### What needs to be done
Lay out every line of the records below as a Markdown table with the columns "No." and "Line", numbering the rows and skipping blank lines. Leave the pictures out of the table.
[Start of Data to use]
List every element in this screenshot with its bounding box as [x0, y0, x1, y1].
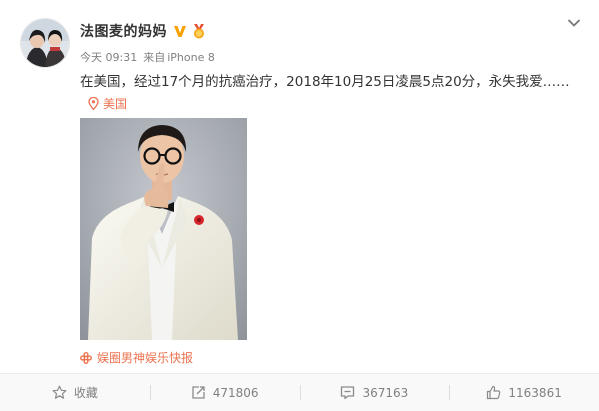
avatar[interactable]	[20, 18, 70, 68]
favorite-label: 收藏	[73, 386, 98, 400]
like-button[interactable]: 1163861	[449, 374, 599, 411]
comment-icon	[341, 386, 355, 400]
thumbs-up-icon	[487, 385, 501, 400]
credit-label: 娱圈男神娱乐快报	[97, 351, 194, 365]
repost-button[interactable]: 471806	[149, 374, 300, 411]
star-icon	[52, 385, 67, 399]
credit-source[interactable]: 娱圈男神娱乐快报	[80, 349, 193, 366]
post-photo[interactable]	[80, 118, 247, 340]
like-count: 1163861	[508, 385, 562, 400]
post-device[interactable]: iPhone 8	[167, 51, 215, 64]
repost-count: 471806	[212, 385, 259, 400]
location-label: 美国	[103, 97, 128, 111]
vip-medal-icon[interactable]	[191, 23, 207, 39]
verified-v-icon[interactable]	[173, 24, 187, 38]
post-meta: 今天 09:31 来自 iPhone 8	[80, 49, 221, 65]
action-bar: 收藏 471806 367163 1163861	[0, 373, 599, 411]
location-link[interactable]: 美国	[88, 95, 127, 112]
name-row: 法图麦的妈妈	[80, 21, 207, 41]
location-pin-icon	[88, 97, 99, 110]
username[interactable]: 法图麦的妈妈	[80, 21, 167, 41]
weibo-post-card: 法图麦的妈妈 今天 09:31 来自 iPhone 8 在美国，经过17个月的抗癌治…	[0, 0, 599, 411]
favorite-button[interactable]: 收藏	[0, 374, 150, 411]
repost-icon	[192, 386, 205, 399]
weibo-flower-icon	[80, 351, 92, 364]
comment-count: 367163	[362, 385, 409, 400]
comment-button[interactable]: 367163	[299, 374, 450, 411]
post-text: 在美国，经过17个月的抗癌治疗，2018年10月25日凌晨5点20分，永失我爱……	[80, 74, 570, 90]
chevron-down-icon[interactable]	[567, 18, 581, 28]
source-prefix: 来自	[143, 51, 166, 64]
post-time[interactable]: 今天 09:31	[80, 51, 137, 64]
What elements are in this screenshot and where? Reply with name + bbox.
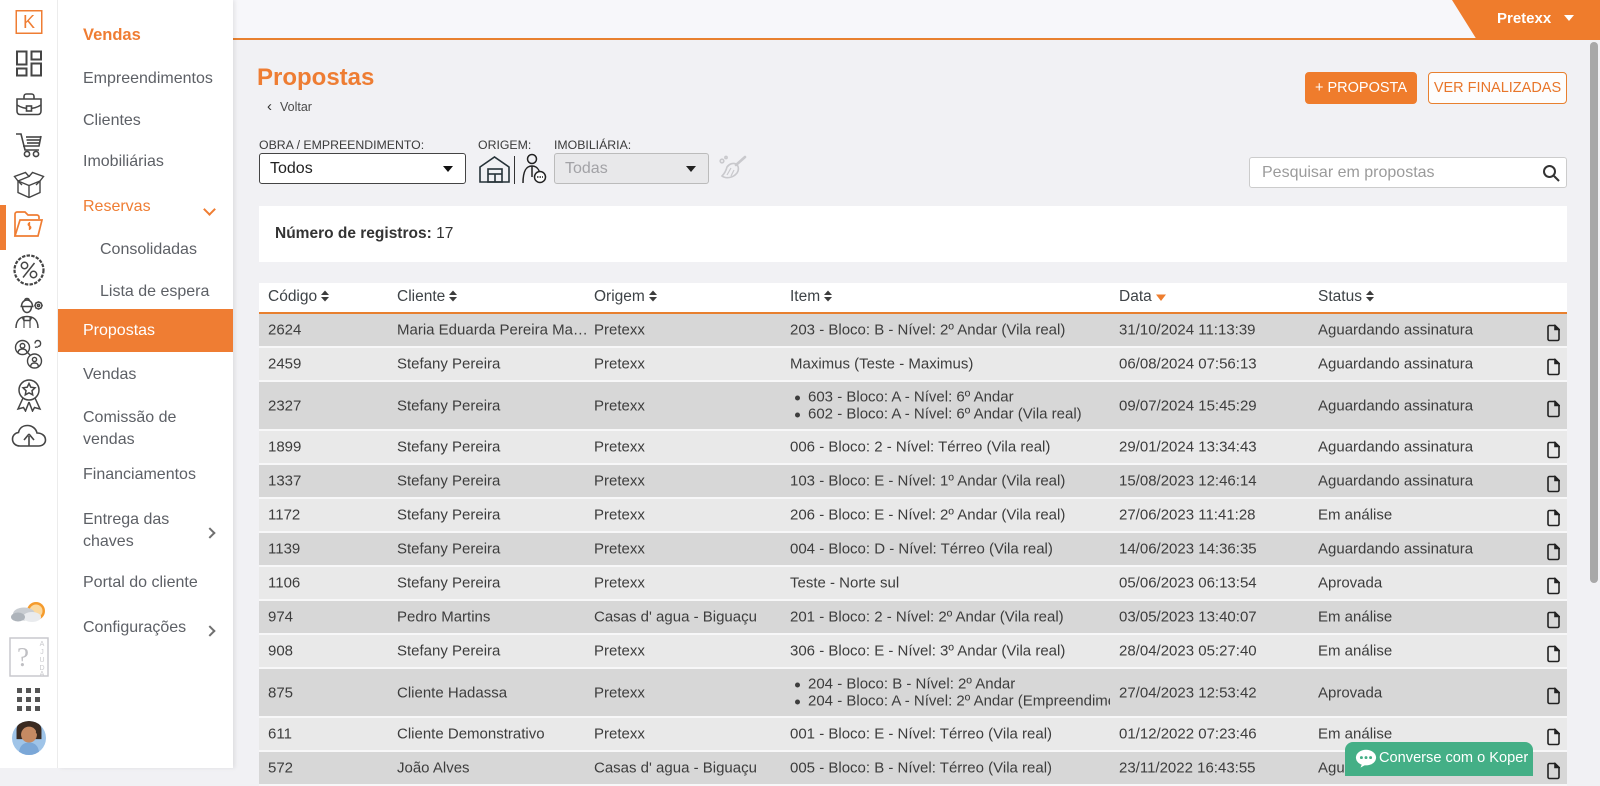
[End of Data to use]
### Response below
| No. | Line |
|---|---|
| 1 | List every element in this screenshot with its bounding box as [x0, y0, x1, y1]. |
| 2 | avatar[interactable]	[20, 18, 70, 68] |
| 3 | favorite-label: 收藏	[73, 386, 98, 400] |
| 4 | like-button[interactable]: 1163861	[449, 374, 599, 411] |
| 5 | comment-icon	[341, 386, 355, 400] |
| 6 | thumbs-up-icon	[487, 385, 501, 400] |
| 7 | credit-label: 娱圈男神娱乐快报	[97, 351, 194, 365] |
| 8 | repost-button[interactable]: 471806	[149, 374, 300, 411] |
| 9 | star-icon	[52, 385, 67, 399] |
| 10 | credit-source[interactable]: 娱圈男神娱乐快报	[80, 349, 193, 366] |
| 11 | post-photo[interactable]	[80, 118, 247, 340] |
| 12 | like-count: 1163861	[508, 385, 562, 400] |
| 13 | post-device[interactable]: iPhone 8	[167, 51, 215, 64] |
| 14 | repost-count: 471806	[212, 385, 259, 400] |
| 15 | location-label: 美国	[103, 97, 128, 111] |
| 16 | vip-medal-icon[interactable]	[191, 23, 207, 39] |
| 17 | verified-v-icon[interactable]	[173, 24, 187, 38] |
| 18 | post-meta: 今天 09:31 来自 iPhone 8	[80, 49, 221, 65] |
| 19 | action-bar: 收藏 471806 367163 1163861	[0, 373, 599, 411] |
| 20 | location-link[interactable]: 美国	[88, 95, 127, 112] |
| 21 | name-row: 法图麦的妈妈	[80, 21, 207, 41] |
| 22 | location-pin-icon	[88, 97, 99, 110] |
| 23 | username[interactable]: 法图麦的妈妈	[80, 21, 167, 41] |
| 24 | weibo-post-card: 法图麦的妈妈 今天 09:31 来自 iPhone 8 在美国，经过17个月的抗癌治…	[0, 0, 599, 411] |
| 25 | favorite-button[interactable]: 收藏	[0, 374, 150, 411] |
| 26 | repost-icon	[192, 386, 205, 399] |
| 27 | weibo-flower-icon	[80, 351, 92, 364] |
| 28 | comment-count: 367163	[362, 385, 409, 400] |
| 29 | comment-button[interactable]: 367163	[299, 374, 450, 411] |
| 30 | post-text: 在美国，经过17个月的抗癌治疗，2018年10月25日凌晨5点20分，永失我爱……	[80, 74, 570, 90] |
| 31 | chevron-down-icon[interactable]	[567, 18, 581, 28] |
| 32 | source-prefix: 来自	[143, 51, 166, 64] |
| 33 | post-time[interactable]: 今天 09:31	[80, 51, 137, 64] |
| 34 | What elements are in this screenshot and where? Reply with name + bbox. |